> **Exercise objective**: Using the records that follow, copy every line containing the word "title".

______

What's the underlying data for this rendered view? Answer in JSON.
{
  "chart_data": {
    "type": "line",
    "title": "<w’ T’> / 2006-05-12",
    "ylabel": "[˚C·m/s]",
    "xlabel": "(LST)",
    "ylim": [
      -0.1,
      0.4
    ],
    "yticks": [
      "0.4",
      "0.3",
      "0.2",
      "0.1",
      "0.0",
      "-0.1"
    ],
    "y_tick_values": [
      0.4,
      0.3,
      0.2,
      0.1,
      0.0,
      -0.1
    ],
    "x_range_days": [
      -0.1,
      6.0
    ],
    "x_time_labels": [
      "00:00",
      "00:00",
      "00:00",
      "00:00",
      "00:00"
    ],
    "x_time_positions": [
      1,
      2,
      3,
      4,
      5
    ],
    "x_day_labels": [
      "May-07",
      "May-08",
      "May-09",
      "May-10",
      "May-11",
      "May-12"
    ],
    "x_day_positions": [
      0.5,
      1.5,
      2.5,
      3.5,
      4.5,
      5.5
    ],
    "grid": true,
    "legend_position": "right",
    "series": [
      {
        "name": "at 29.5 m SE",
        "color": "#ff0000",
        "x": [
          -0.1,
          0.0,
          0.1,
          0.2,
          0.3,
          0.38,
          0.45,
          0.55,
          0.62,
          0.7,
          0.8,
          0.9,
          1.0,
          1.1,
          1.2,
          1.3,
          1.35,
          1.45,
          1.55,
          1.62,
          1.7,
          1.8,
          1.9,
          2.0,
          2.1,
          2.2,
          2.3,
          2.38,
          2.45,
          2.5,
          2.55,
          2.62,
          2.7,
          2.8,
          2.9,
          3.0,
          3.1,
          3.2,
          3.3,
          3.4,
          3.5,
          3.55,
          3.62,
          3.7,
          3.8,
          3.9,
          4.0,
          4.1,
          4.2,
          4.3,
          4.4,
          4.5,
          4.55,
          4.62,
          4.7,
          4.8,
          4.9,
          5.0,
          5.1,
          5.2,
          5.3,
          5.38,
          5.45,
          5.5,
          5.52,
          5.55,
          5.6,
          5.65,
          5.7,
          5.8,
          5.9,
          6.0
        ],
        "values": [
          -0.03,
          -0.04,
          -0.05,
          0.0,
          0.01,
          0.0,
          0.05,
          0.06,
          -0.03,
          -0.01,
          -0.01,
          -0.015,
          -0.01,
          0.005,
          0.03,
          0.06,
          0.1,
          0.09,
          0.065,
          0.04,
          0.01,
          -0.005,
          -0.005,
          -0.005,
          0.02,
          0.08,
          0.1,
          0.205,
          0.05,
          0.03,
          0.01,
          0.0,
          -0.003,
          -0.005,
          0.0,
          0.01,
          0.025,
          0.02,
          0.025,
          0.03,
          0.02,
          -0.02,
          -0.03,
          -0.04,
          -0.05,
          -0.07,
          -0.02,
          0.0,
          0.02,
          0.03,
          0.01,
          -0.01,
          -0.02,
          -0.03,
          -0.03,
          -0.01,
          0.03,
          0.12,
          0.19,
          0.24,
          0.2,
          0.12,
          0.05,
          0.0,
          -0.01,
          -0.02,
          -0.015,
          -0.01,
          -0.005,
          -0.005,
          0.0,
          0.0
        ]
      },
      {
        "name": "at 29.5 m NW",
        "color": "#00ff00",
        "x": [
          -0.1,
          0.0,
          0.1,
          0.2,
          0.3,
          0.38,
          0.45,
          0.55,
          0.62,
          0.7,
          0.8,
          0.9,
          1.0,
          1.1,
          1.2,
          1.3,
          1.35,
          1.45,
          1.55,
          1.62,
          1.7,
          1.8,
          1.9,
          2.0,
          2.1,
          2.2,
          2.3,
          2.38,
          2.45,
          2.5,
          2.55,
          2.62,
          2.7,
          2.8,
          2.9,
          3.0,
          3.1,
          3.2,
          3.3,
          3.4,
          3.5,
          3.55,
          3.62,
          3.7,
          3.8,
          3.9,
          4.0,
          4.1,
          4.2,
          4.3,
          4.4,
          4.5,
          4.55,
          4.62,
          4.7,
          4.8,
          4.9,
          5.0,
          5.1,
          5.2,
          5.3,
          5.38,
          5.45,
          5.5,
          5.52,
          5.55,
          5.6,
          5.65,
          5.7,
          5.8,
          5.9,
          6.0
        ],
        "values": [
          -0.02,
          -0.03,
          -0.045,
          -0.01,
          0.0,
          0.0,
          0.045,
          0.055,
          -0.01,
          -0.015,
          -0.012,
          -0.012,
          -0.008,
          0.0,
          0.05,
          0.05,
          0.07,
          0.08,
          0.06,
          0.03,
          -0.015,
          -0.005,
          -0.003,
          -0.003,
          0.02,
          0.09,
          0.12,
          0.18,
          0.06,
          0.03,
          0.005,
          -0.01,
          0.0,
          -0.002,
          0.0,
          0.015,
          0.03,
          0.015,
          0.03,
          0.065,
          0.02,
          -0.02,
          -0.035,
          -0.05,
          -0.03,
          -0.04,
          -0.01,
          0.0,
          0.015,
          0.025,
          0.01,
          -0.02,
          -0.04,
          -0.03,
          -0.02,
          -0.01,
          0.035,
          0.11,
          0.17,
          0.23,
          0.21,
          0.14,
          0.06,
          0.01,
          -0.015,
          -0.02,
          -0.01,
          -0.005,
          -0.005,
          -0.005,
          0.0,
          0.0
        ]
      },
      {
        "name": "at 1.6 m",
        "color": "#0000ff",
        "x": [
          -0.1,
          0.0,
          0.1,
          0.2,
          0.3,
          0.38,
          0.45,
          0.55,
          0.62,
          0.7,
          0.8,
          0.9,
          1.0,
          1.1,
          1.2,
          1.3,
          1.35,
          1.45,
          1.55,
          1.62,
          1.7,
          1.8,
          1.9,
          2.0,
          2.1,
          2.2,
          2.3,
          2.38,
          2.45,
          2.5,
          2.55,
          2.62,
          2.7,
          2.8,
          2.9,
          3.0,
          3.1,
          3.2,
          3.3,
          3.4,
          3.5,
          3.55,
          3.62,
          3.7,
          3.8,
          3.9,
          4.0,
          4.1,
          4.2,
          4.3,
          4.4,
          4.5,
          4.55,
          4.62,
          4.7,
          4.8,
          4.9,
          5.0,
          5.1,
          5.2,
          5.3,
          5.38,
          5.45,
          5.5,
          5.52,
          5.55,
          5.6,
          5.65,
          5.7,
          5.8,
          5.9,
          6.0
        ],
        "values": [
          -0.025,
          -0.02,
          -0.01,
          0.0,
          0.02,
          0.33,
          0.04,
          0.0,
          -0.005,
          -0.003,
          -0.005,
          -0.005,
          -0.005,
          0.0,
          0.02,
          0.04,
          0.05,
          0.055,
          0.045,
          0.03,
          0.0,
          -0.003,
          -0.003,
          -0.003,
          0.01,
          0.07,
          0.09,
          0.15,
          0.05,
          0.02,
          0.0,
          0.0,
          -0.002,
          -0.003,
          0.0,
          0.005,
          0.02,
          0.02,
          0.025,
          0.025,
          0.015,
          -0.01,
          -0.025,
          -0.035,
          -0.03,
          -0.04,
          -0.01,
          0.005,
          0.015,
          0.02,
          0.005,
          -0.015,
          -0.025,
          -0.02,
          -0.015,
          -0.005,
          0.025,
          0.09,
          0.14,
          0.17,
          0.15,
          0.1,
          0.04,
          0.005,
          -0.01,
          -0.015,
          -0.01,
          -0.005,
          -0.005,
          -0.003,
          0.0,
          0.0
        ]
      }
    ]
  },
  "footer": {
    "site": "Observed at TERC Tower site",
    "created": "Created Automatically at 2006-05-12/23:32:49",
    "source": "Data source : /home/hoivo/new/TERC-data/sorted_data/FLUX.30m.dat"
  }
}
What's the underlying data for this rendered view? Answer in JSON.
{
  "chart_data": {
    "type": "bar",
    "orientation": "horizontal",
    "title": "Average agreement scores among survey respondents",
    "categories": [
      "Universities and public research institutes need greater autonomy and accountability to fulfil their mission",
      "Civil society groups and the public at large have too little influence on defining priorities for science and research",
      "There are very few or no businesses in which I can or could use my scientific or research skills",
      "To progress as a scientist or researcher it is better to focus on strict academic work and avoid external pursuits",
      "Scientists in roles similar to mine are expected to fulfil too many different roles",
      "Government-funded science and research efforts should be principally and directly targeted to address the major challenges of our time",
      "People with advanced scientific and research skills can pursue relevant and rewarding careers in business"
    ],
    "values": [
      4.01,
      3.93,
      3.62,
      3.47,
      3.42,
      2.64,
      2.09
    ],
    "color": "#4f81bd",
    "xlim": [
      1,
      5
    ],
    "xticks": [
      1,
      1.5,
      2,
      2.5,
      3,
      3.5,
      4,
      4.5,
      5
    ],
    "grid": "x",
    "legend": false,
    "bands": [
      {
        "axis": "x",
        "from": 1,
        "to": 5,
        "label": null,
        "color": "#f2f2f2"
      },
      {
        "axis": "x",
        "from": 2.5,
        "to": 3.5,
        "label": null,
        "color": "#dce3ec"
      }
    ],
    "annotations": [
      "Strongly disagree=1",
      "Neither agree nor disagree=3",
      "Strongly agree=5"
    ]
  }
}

______

> **Answer for the task**:
    "title": "<w’ T’> / 2006-05-12",
    "title": "Average agreement scores among survey respondents",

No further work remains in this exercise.